Print, unchanged, only the lines of the records from the one containing "203, 1037, 240]" through the one containing "203, 409, 240]", both included.

--- BEGIN PROVIDED RECORDS ---

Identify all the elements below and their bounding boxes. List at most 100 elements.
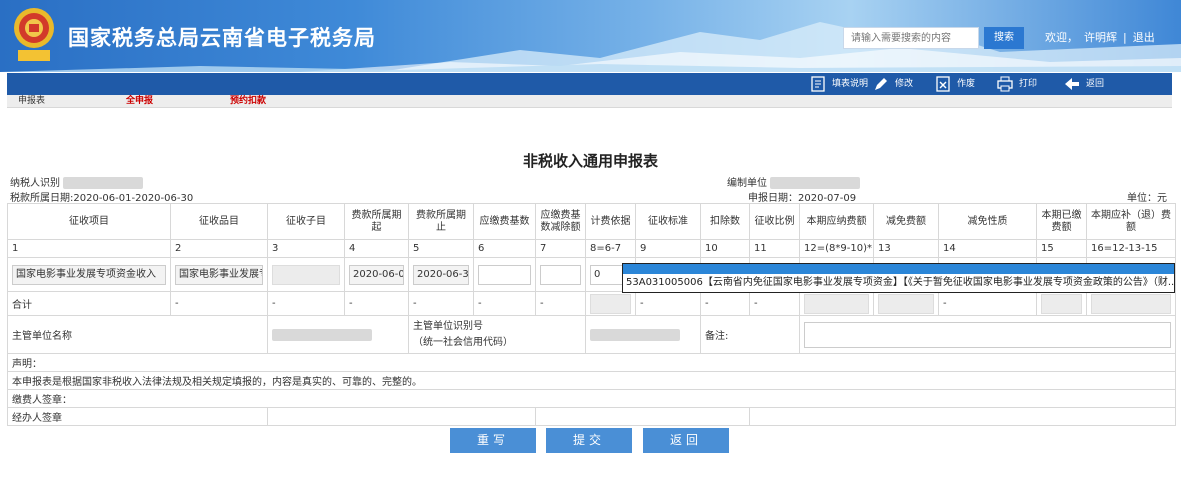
col-header: 减免性质	[938, 203, 1037, 240]
col-header: 费款所属期止	[408, 203, 474, 240]
user-name[interactable]: 许明辉	[1084, 31, 1117, 44]
site-title: 国家税务总局云南省电子税务局	[68, 26, 376, 50]
void-document-icon	[936, 75, 950, 92]
period-start-input[interactable]: 2020-06-01	[349, 264, 404, 285]
supervisor-name-label: 主管单位名称	[7, 315, 268, 354]
declare-date-label: 申报日期：2020-07-09	[748, 193, 857, 204]
search-input[interactable]	[843, 27, 979, 49]
declaration-label: 声明：	[7, 353, 1176, 372]
declaration-text: 本申报表是根据国家非税收入法律法规及相关规定填报的，内容是真实的、可靠的、完整的…	[7, 371, 1176, 390]
welcome-text: 欢迎，	[1045, 31, 1078, 44]
tax-bureau-logo	[14, 8, 54, 61]
payer-sign-row: 缴费人签章：	[7, 389, 1176, 408]
tab-full-declaration[interactable]: 全申报	[126, 95, 153, 108]
dropdown-option[interactable]: 53A031005006【云南省内免征国家电影事业发展专项资金】【《关于暂免征收…	[623, 274, 1174, 292]
pencil-icon	[875, 77, 887, 90]
declaration-table: 征收项目 征收品目 征收子目 费款所属期起 费款所属期止 应缴费基数 应缴费基数…	[7, 203, 1176, 426]
user-area: 欢迎， 许明辉 | 退出	[1045, 29, 1161, 45]
period-end-input[interactable]: 2020-06-30	[413, 264, 469, 285]
back-button[interactable]: 返回	[643, 428, 729, 453]
fill-instructions-button[interactable]: 填表说明	[810, 75, 868, 93]
fee-base-input[interactable]	[478, 264, 531, 285]
col-number: 13	[873, 239, 939, 258]
col-number: 3	[267, 239, 345, 258]
item-select[interactable]: 国家电影事业发展专项资金收入	[12, 264, 166, 285]
base-deduction-input[interactable]	[540, 264, 581, 285]
dash: -	[938, 291, 1037, 316]
total-refund-field	[1091, 293, 1171, 314]
rewrite-button[interactable]: 重写	[450, 428, 536, 453]
total-paid-field	[1041, 293, 1082, 314]
col-header: 征收比例	[749, 203, 800, 240]
supervisor-id-sub: （统一社会信用代码）	[413, 336, 513, 348]
col-number: 5	[408, 239, 474, 258]
subitem-select[interactable]: 国家电影事业发展专	[175, 264, 263, 285]
toolbar: 填表说明 修改 作废 打印 返回	[7, 73, 1172, 95]
logout-link[interactable]: 退出	[1133, 31, 1155, 44]
col-number: 8=6-7	[585, 239, 636, 258]
void-label: 作废	[957, 79, 976, 89]
dropdown-highlight-bar	[623, 264, 1174, 274]
col-number: 1	[7, 239, 171, 258]
col-header: 本期应补（退）费额	[1086, 203, 1176, 240]
search-button[interactable]: 搜索	[984, 27, 1024, 49]
remark-label: 备注:	[700, 315, 800, 354]
table-header-row: 征收项目 征收品目 征收子目 费款所属期起 费款所属期止 应缴费基数 应缴费基数…	[7, 203, 1176, 240]
col-header: 费款所属期起	[344, 203, 409, 240]
dash: -	[473, 291, 536, 316]
supervisor-id-label-cell: 主管单位识别号 （统一社会信用代码）	[408, 315, 586, 354]
total-payable-field	[804, 293, 869, 314]
form-title: 非税收入通用申报表	[522, 152, 658, 170]
col-number: 4	[344, 239, 409, 258]
supervisor-id-label: 主管单位识别号	[413, 320, 483, 332]
printer-icon	[997, 76, 1013, 91]
taxpayer-id-label: 纳税人识别	[10, 174, 144, 189]
submit-button[interactable]: 提交	[546, 428, 632, 453]
agent-sign-label: 经办人签章	[7, 407, 268, 426]
col-header: 本期应纳费额	[799, 203, 874, 240]
back-arrow-icon	[1065, 77, 1079, 90]
separator: |	[1123, 31, 1127, 44]
col-number: 9	[635, 239, 701, 258]
unit-label: 单位：元	[1127, 193, 1167, 204]
total-label: 合计	[7, 291, 171, 316]
col-header: 减免费额	[873, 203, 939, 240]
col-number: 2	[170, 239, 268, 258]
reduction-nature-dropdown[interactable]: 53A031005006【云南省内免征国家电影事业发展专项资金】【《关于暂免征收…	[622, 263, 1175, 293]
supervisor-id-value	[590, 328, 680, 341]
dash: -	[267, 291, 345, 316]
dash: -	[635, 291, 701, 316]
back-toolbar-button[interactable]: 返回	[1064, 75, 1104, 93]
tab-advance-deduction[interactable]: 预约扣款	[230, 95, 266, 108]
dash: -	[700, 291, 750, 316]
fill-instructions-label: 填表说明	[832, 79, 869, 89]
column-number-row: 1 2 3 4 5 6 7 8=6-7 9 10 11 12=(8*9-10)*…	[7, 239, 1176, 258]
remark-input[interactable]	[804, 321, 1171, 348]
col-number: 7	[535, 239, 586, 258]
col-header: 应缴费基数	[473, 203, 536, 240]
void-button[interactable]: 作废	[935, 75, 975, 93]
col-number: 12=(8*9-10)*11	[799, 239, 874, 258]
tab-row: 申报表 全申报 预约扣款	[7, 95, 1172, 108]
col-header: 扣除数	[700, 203, 750, 240]
sub-category-select[interactable]	[272, 264, 340, 285]
col-number: 10	[700, 239, 750, 258]
col-header: 征收项目	[7, 203, 171, 240]
modify-button[interactable]: 修改	[873, 75, 913, 93]
declaration-text-row: 本申报表是根据国家非税收入法律法规及相关规定填报的，内容是真实的、可靠的、完整的…	[7, 371, 1176, 390]
compiler-label: 编制单位	[727, 174, 861, 189]
col-number: 14	[938, 239, 1037, 258]
total-row: 合计 - - - - - - - - - -	[7, 291, 1176, 316]
print-button[interactable]: 打印	[997, 75, 1037, 93]
tab-declaration-form[interactable]: 申报表	[18, 95, 45, 108]
dash: -	[535, 291, 586, 316]
dash: -	[344, 291, 409, 316]
page: 国家税务总局云南省电子税务局 搜索 欢迎， 许明辉 | 退出 填表说明 修改 作废 打…	[0, 0, 1181, 485]
modify-label: 修改	[895, 79, 914, 89]
col-header: 本期已缴费额	[1036, 203, 1087, 240]
col-header: 应缴费基数减除额	[535, 203, 586, 240]
col-number: 6	[473, 239, 536, 258]
declaration-row: 声明：	[7, 353, 1176, 372]
print-label: 打印	[1019, 79, 1038, 89]
total-basis-field	[590, 293, 631, 314]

--- END PROVIDED RECORDS ---

__RESULT OF THIS EXERCISE__
col-header: 减免性质	[938, 203, 1037, 240]
col-header: 费款所属期止	[408, 203, 474, 240]
user-name[interactable]: 许明辉	[1084, 31, 1117, 44]
site-title: 国家税务总局云南省电子税务局	[68, 26, 376, 50]
void-document-icon	[936, 75, 950, 92]
period-start-input[interactable]: 2020-06-01	[349, 264, 404, 285]
supervisor-name-label: 主管单位名称	[7, 315, 268, 354]
declare-date-label: 申报日期：2020-07-09	[748, 193, 857, 204]
search-input[interactable]	[843, 27, 979, 49]
declaration-label: 声明：	[7, 353, 1176, 372]
declaration-text: 本申报表是根据国家非税收入法律法规及相关规定填报的，内容是真实的、可靠的、完整的…	[7, 371, 1176, 390]
welcome-text: 欢迎，	[1045, 31, 1078, 44]
tax-bureau-logo	[14, 8, 54, 61]
payer-sign-row: 缴费人签章：	[7, 389, 1176, 408]
tab-full-declaration[interactable]: 全申报	[126, 95, 153, 108]
dropdown-option[interactable]: 53A031005006【云南省内免征国家电影事业发展专项资金】【《关于暂免征收…	[623, 274, 1174, 292]
pencil-icon	[875, 77, 887, 90]
declaration-table: 征收项目 征收品目 征收子目 费款所属期起 费款所属期止 应缴费基数 应缴费基数…	[7, 203, 1176, 426]
user-area: 欢迎， 许明辉 | 退出	[1045, 29, 1161, 45]
period-end-input[interactable]: 2020-06-30	[413, 264, 469, 285]
back-button[interactable]: 返回	[643, 428, 729, 453]
fill-instructions-button[interactable]: 填表说明	[810, 75, 868, 93]
fee-base-input[interactable]	[478, 264, 531, 285]
col-number: 13	[873, 239, 939, 258]
col-number: 3	[267, 239, 345, 258]
item-select[interactable]: 国家电影事业发展专项资金收入	[12, 264, 166, 285]
base-deduction-input[interactable]	[540, 264, 581, 285]
dash: -	[938, 291, 1037, 316]
total-refund-field	[1091, 293, 1171, 314]
rewrite-button[interactable]: 重写	[450, 428, 536, 453]
total-paid-field	[1041, 293, 1082, 314]
col-header: 征收比例	[749, 203, 800, 240]
supervisor-id-sub: （统一社会信用代码）	[413, 336, 513, 348]
col-number: 5	[408, 239, 474, 258]
subitem-select[interactable]: 国家电影事业发展专	[175, 264, 263, 285]
toolbar: 填表说明 修改 作废 打印 返回	[7, 73, 1172, 95]
logout-link[interactable]: 退出	[1133, 31, 1155, 44]
col-number: 8=6-7	[585, 239, 636, 258]
void-label: 作废	[957, 79, 976, 89]
dropdown-highlight-bar	[623, 264, 1174, 274]
col-number: 1	[7, 239, 171, 258]
col-header: 本期应补（退）费额	[1086, 203, 1176, 240]
search-button[interactable]: 搜索	[984, 27, 1024, 49]
remark-label: 备注:	[700, 315, 800, 354]
table-header-row: 征收项目 征收品目 征收子目 费款所属期起 费款所属期止 应缴费基数 应缴费基数…	[7, 203, 1176, 240]
col-header: 费款所属期起	[344, 203, 409, 240]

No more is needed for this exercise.